**WHAT TO WORK ON**
Pick out all lines in the listing holding the string "desata" and copy them.

**SUPPLIED RECORDS**

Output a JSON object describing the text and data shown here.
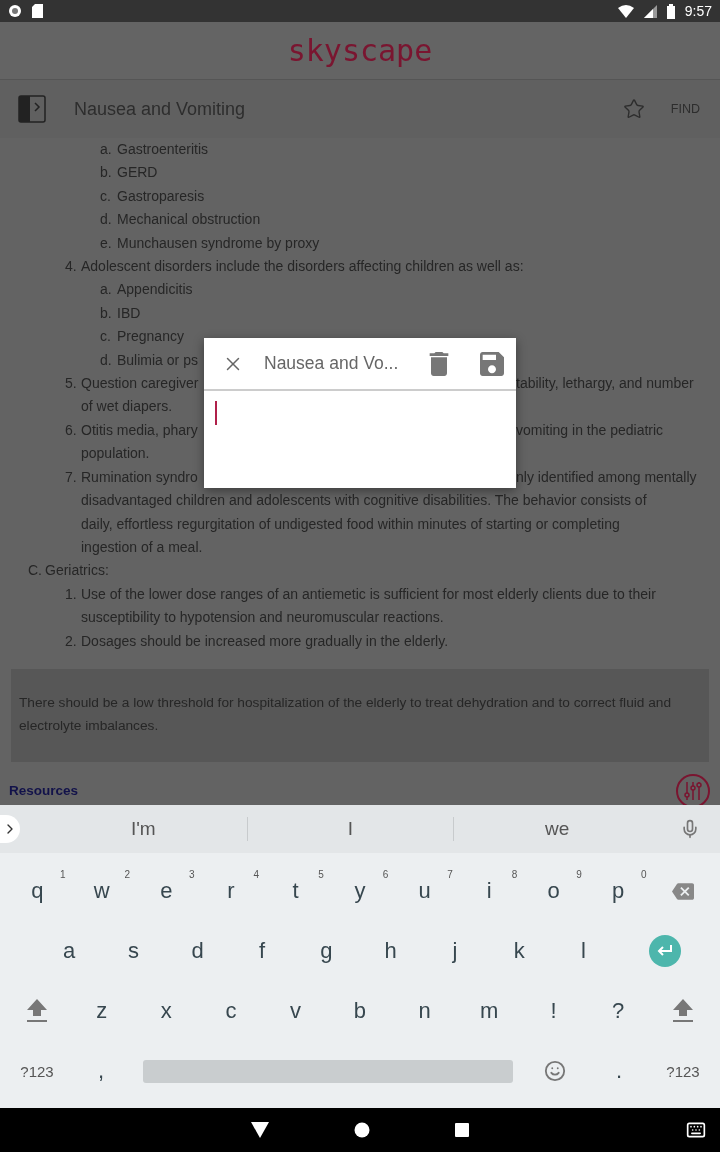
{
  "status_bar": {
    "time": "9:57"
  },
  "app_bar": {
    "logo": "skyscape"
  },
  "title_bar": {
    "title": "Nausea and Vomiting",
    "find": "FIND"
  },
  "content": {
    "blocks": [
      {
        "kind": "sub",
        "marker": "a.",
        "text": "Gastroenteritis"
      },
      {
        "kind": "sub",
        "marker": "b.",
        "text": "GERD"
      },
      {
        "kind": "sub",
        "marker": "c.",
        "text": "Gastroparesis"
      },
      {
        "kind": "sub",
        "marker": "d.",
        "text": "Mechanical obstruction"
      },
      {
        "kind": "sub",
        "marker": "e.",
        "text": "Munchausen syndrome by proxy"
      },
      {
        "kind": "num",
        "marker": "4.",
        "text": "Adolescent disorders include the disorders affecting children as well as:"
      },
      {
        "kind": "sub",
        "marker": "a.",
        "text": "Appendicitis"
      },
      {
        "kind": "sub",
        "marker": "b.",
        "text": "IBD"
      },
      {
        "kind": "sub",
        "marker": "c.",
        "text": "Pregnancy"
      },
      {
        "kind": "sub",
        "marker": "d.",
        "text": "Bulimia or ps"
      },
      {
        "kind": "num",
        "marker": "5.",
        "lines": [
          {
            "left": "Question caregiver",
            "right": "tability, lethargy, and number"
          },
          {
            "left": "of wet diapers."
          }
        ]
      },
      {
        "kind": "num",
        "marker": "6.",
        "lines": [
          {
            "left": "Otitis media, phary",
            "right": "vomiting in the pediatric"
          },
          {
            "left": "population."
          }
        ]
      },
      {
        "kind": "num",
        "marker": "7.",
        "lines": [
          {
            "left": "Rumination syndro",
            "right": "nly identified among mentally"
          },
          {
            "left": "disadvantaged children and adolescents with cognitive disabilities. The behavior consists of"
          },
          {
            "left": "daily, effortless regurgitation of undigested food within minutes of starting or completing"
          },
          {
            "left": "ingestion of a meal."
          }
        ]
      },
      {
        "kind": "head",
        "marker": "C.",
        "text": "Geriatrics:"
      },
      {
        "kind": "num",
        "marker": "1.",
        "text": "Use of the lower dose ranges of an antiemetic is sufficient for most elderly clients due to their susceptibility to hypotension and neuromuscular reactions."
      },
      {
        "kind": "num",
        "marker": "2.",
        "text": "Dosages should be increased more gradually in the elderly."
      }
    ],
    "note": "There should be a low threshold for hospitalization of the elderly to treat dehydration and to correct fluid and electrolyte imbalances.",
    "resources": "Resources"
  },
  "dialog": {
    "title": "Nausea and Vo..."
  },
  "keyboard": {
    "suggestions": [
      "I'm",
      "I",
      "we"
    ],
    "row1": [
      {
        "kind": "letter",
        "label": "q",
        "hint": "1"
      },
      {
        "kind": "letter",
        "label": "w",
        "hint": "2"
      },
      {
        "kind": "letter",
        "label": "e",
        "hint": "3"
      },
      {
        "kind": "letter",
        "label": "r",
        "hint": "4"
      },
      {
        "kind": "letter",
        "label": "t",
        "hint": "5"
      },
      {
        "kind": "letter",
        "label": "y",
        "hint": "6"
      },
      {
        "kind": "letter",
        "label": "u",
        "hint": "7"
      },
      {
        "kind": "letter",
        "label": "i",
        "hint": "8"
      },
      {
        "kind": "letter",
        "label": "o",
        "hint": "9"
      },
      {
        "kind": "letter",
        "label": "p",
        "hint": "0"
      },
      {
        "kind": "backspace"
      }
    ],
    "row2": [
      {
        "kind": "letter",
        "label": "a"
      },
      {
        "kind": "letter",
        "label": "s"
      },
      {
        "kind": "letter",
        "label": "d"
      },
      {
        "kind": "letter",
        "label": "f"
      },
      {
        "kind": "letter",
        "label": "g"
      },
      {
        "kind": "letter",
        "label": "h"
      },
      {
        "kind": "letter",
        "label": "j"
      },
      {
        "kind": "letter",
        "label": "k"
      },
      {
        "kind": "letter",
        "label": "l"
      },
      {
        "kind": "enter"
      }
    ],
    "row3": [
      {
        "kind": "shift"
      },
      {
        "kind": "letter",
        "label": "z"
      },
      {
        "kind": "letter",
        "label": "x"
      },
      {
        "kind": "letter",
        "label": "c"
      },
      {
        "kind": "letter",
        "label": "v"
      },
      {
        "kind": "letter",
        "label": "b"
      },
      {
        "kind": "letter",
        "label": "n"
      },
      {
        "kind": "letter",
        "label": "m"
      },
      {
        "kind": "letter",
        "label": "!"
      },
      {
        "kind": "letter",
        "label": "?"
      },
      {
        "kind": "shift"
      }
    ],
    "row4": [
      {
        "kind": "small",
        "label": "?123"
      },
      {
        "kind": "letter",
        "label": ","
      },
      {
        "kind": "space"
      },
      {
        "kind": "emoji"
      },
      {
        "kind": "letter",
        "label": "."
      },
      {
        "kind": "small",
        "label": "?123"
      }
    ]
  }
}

--

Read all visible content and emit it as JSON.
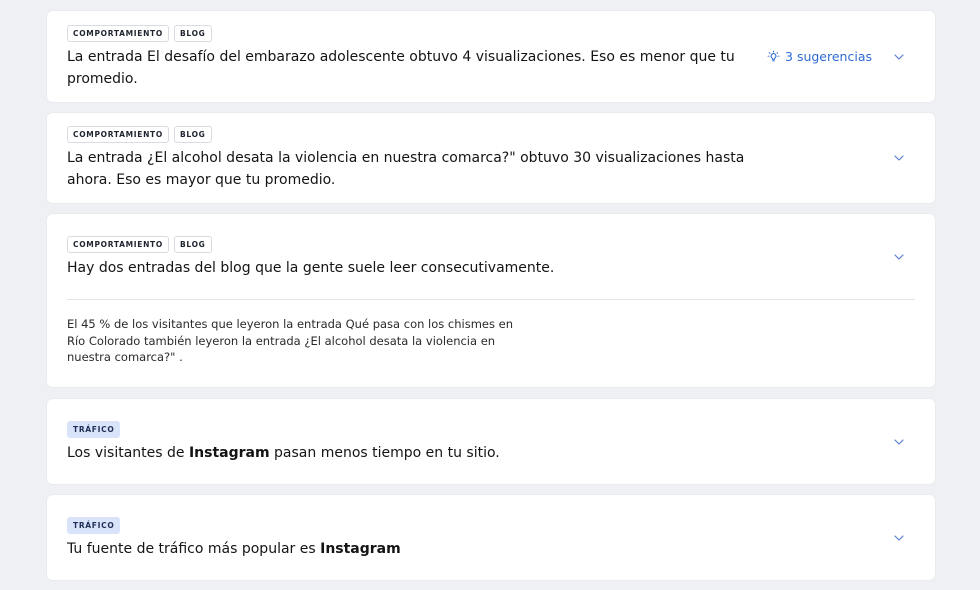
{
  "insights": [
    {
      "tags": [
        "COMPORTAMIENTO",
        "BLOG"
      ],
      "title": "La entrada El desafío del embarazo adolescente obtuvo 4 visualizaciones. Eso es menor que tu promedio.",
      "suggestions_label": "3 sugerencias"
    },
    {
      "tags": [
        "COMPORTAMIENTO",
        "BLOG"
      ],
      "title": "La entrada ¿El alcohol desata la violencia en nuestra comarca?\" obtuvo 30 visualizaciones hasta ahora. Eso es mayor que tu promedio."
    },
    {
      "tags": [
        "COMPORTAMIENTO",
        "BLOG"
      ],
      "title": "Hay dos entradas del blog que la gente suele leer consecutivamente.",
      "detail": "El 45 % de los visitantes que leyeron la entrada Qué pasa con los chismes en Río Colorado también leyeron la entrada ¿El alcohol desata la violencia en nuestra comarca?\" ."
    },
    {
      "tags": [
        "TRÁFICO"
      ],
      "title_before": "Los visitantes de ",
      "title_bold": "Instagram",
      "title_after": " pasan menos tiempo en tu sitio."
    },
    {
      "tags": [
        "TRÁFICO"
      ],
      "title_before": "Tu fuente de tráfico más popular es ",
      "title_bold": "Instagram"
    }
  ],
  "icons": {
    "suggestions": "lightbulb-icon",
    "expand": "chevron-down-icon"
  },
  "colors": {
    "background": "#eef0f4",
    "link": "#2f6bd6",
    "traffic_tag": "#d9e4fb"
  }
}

**WRITTEN ANSWER**
      "title": "La entrada ¿El alcohol desata la violencia en nuestra comarca?\" obtuvo 30 visualizaciones hasta ahora. Eso es mayor que tu promedio."
      "detail": "El 45 % de los visitantes que leyeron la entrada Qué pasa con los chismes en Río Colorado también leyeron la entrada ¿El alcohol desata la violencia en nuestra comarca?\" ."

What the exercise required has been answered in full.